(Dataset entries)
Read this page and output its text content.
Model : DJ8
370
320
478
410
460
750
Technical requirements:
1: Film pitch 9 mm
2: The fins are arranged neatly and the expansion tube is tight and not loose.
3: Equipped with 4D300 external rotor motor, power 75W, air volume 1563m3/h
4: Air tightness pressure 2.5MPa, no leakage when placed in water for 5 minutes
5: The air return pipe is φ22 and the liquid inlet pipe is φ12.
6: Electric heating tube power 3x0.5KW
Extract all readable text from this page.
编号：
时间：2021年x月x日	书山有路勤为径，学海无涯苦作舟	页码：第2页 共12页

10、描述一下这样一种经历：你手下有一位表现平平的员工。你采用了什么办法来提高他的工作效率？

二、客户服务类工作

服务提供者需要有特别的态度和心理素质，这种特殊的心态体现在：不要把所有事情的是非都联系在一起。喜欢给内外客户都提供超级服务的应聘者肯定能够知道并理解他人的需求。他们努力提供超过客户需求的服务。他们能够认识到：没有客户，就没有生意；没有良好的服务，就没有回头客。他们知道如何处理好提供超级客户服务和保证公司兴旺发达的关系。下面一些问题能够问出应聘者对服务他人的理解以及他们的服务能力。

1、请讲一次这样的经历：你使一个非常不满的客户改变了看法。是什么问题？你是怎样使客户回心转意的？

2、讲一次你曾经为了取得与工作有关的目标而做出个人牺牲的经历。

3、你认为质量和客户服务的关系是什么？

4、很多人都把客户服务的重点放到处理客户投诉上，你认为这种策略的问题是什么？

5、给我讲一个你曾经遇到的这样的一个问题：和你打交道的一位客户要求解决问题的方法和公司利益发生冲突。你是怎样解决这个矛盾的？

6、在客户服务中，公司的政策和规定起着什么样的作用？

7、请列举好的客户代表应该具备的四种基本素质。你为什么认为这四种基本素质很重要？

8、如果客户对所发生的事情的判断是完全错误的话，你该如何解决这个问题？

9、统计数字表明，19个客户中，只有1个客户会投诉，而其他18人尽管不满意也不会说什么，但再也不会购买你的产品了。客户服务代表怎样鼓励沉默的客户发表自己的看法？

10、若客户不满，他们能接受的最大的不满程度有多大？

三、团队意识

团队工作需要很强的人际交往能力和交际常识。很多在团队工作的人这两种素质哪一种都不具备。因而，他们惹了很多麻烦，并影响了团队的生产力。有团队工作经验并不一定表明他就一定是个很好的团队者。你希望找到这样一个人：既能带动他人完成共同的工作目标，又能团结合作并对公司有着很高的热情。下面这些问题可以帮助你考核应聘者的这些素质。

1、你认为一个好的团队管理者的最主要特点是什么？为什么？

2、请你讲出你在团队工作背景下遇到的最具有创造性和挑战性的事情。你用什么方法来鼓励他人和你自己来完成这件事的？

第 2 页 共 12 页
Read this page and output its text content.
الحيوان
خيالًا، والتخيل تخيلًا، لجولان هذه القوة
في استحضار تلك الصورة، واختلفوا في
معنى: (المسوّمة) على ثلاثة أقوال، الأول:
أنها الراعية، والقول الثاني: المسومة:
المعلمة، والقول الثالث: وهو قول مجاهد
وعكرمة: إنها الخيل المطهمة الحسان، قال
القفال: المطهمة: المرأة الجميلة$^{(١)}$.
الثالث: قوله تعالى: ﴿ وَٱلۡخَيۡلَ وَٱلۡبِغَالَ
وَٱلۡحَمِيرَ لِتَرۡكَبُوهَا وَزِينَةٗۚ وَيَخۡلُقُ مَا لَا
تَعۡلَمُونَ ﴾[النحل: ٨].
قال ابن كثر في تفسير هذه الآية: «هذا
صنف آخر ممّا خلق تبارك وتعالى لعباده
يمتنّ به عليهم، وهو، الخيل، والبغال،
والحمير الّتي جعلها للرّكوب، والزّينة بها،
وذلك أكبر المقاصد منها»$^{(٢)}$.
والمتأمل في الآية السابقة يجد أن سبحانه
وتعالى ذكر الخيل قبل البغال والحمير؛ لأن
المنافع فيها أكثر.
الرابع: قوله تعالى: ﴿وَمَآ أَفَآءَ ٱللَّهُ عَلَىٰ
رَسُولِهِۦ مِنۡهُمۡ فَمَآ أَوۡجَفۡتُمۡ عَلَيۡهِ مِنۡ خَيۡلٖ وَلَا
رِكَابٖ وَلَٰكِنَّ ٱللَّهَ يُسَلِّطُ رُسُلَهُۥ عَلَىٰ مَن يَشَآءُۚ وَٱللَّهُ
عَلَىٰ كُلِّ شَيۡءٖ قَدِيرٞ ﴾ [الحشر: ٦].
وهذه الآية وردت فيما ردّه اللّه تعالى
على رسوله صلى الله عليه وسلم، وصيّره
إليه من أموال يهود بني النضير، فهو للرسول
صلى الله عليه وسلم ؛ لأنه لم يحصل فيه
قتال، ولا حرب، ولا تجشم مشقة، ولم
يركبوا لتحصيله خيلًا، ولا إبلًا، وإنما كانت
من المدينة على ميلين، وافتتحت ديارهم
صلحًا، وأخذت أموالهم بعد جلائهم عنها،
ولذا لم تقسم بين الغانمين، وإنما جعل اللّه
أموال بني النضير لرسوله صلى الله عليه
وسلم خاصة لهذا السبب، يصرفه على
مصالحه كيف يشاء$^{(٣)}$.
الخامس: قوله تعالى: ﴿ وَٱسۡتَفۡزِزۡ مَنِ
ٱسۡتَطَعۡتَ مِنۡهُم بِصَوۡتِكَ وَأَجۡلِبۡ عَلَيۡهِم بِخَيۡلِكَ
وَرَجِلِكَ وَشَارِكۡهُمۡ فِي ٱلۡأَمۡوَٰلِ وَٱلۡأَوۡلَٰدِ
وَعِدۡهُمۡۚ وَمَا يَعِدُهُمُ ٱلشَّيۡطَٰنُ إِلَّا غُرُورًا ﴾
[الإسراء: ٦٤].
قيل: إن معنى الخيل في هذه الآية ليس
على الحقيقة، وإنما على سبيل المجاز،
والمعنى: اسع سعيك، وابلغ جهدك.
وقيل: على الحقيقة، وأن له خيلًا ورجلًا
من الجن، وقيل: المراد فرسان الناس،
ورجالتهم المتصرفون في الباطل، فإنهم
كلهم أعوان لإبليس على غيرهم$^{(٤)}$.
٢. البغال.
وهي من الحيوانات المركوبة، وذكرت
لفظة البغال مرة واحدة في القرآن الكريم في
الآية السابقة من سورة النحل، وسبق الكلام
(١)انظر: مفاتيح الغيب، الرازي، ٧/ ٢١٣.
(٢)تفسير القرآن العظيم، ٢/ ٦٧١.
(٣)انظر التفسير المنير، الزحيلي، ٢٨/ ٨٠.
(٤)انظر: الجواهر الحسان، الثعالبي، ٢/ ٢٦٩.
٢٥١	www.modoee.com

Set exercise: Type out the full listing again, exactly as given.

Correct answer:
Read this page and output its text content.
Model : DJ8
370
320
478
410
460
750
Technical requirements:
1: Film pitch 9 mm
2: The fins are arranged neatly and the expansion tube is tight and not loose.
3: Equipped with 4D300 external rotor motor, power 75W, air volume 1563m3/h
4: Air tightness pressure 2.5MPa, no leakage when placed in water for 5 minutes
5: The air return pipe is φ22 and the liquid inlet pipe is φ12.
6: Electric heating tube power 3x0.5KW
Extract all readable text from this page.
编号：
时间：2021年x月x日	书山有路勤为径，学海无涯苦作舟	页码：第2页 共12页

10、描述一下这样一种经历：你手下有一位表现平平的员工。你采用了什么办法来提高他的工作效率？

二、客户服务类工作

服务提供者需要有特别的态度和心理素质，这种特殊的心态体现在：不要把所有事情的是非都联系在一起。喜欢给内外客户都提供超级服务的应聘者肯定能够知道并理解他人的需求。他们努力提供超过客户需求的服务。他们能够认识到：没有客户，就没有生意；没有良好的服务，就没有回头客。他们知道如何处理好提供超级客户服务和保证公司兴旺发达的关系。下面一些问题能够问出应聘者对服务他人的理解以及他们的服务能力。

1、请讲一次这样的经历：你使一个非常不满的客户改变了看法。是什么问题？你是怎样使客户回心转意的？

2、讲一次你曾经为了取得与工作有关的目标而做出个人牺牲的经历。

3、你认为质量和客户服务的关系是什么？

4、很多人都把客户服务的重点放到处理客户投诉上，你认为这种策略的问题是什么？

5、给我讲一个你曾经遇到的这样的一个问题：和你打交道的一位客户要求解决问题的方法和公司利益发生冲突。你是怎样解决这个矛盾的？

6、在客户服务中，公司的政策和规定起着什么样的作用？

7、请列举好的客户代表应该具备的四种基本素质。你为什么认为这四种基本素质很重要？

8、如果客户对所发生的事情的判断是完全错误的话，你该如何解决这个问题？

9、统计数字表明，19个客户中，只有1个客户会投诉，而其他18人尽管不满意也不会说什么，但再也不会购买你的产品了。客户服务代表怎样鼓励沉默的客户发表自己的看法？

10、若客户不满，他们能接受的最大的不满程度有多大？

三、团队意识

团队工作需要很强的人际交往能力和交际常识。很多在团队工作的人这两种素质哪一种都不具备。因而，他们惹了很多麻烦，并影响了团队的生产力。有团队工作经验并不一定表明他就一定是个很好的团队者。你希望找到这样一个人：既能带动他人完成共同的工作目标，又能团结合作并对公司有着很高的热情。下面这些问题可以帮助你考核应聘者的这些素质。

1、你认为一个好的团队管理者的最主要特点是什么？为什么？

2、请你讲出你在团队工作背景下遇到的最具有创造性和挑战性的事情。你用什么方法来鼓励他人和你自己来完成这件事的？

第 2 页 共 12 页
Read this page and output its text content.
الحيوان
خيالًا، والتخيل تخيلًا، لجولان هذه القوة
في استحضار تلك الصورة، واختلفوا في
معنى: (المسوّمة) على ثلاثة أقوال، الأول:
أنها الراعية، والقول الثاني: المسومة:
المعلمة، والقول الثالث: وهو قول مجاهد
وعكرمة: إنها الخيل المطهمة الحسان، قال
القفال: المطهمة: المرأة الجميلة$^{(١)}$.
الثالث: قوله تعالى: ﴿ وَٱلۡخَيۡلَ وَٱلۡبِغَالَ
وَٱلۡحَمِيرَ لِتَرۡكَبُوهَا وَزِينَةٗۚ وَيَخۡلُقُ مَا لَا
تَعۡلَمُونَ ﴾[النحل: ٨].
قال ابن كثر في تفسير هذه الآية: «هذا
صنف آخر ممّا خلق تبارك وتعالى لعباده
يمتنّ به عليهم، وهو، الخيل، والبغال،
والحمير الّتي جعلها للرّكوب، والزّينة بها،
وذلك أكبر المقاصد منها»$^{(٢)}$.
والمتأمل في الآية السابقة يجد أن سبحانه
وتعالى ذكر الخيل قبل البغال والحمير؛ لأن
المنافع فيها أكثر.
الرابع: قوله تعالى: ﴿وَمَآ أَفَآءَ ٱللَّهُ عَلَىٰ
رَسُولِهِۦ مِنۡهُمۡ فَمَآ أَوۡجَفۡتُمۡ عَلَيۡهِ مِنۡ خَيۡلٖ وَلَا
رِكَابٖ وَلَٰكِنَّ ٱللَّهَ يُسَلِّطُ رُسُلَهُۥ عَلَىٰ مَن يَشَآءُۚ وَٱللَّهُ
عَلَىٰ كُلِّ شَيۡءٖ قَدِيرٞ ﴾ [الحشر: ٦].
وهذه الآية وردت فيما ردّه اللّه تعالى
على رسوله صلى الله عليه وسلم، وصيّره
إليه من أموال يهود بني النضير، فهو للرسول
صلى الله عليه وسلم ؛ لأنه لم يحصل فيه
قتال، ولا حرب، ولا تجشم مشقة، ولم
يركبوا لتحصيله خيلًا، ولا إبلًا، وإنما كانت
من المدينة على ميلين، وافتتحت ديارهم
صلحًا، وأخذت أموالهم بعد جلائهم عنها،
ولذا لم تقسم بين الغانمين، وإنما جعل اللّه
أموال بني النضير لرسوله صلى الله عليه
وسلم خاصة لهذا السبب، يصرفه على
مصالحه كيف يشاء$^{(٣)}$.
الخامس: قوله تعالى: ﴿ وَٱسۡتَفۡزِزۡ مَنِ
ٱسۡتَطَعۡتَ مِنۡهُم بِصَوۡتِكَ وَأَجۡلِبۡ عَلَيۡهِم بِخَيۡلِكَ
وَرَجِلِكَ وَشَارِكۡهُمۡ فِي ٱلۡأَمۡوَٰلِ وَٱلۡأَوۡلَٰدِ
وَعِدۡهُمۡۚ وَمَا يَعِدُهُمُ ٱلشَّيۡطَٰنُ إِلَّا غُرُورًا ﴾
[الإسراء: ٦٤].
قيل: إن معنى الخيل في هذه الآية ليس
على الحقيقة، وإنما على سبيل المجاز،
والمعنى: اسع سعيك، وابلغ جهدك.
وقيل: على الحقيقة، وأن له خيلًا ورجلًا
من الجن، وقيل: المراد فرسان الناس،
ورجالتهم المتصرفون في الباطل، فإنهم
كلهم أعوان لإبليس على غيرهم$^{(٤)}$.
٢. البغال.
وهي من الحيوانات المركوبة، وذكرت
لفظة البغال مرة واحدة في القرآن الكريم في
الآية السابقة من سورة النحل، وسبق الكلام
(١)انظر: مفاتيح الغيب، الرازي، ٧/ ٢١٣.
(٢)تفسير القرآن العظيم، ٢/ ٦٧١.
(٣)انظر التفسير المنير، الزحيلي، ٢٨/ ٨٠.
(٤)انظر: الجواهر الحسان، الثعالبي، ٢/ ٢٦٩.
٢٥١	www.modoee.com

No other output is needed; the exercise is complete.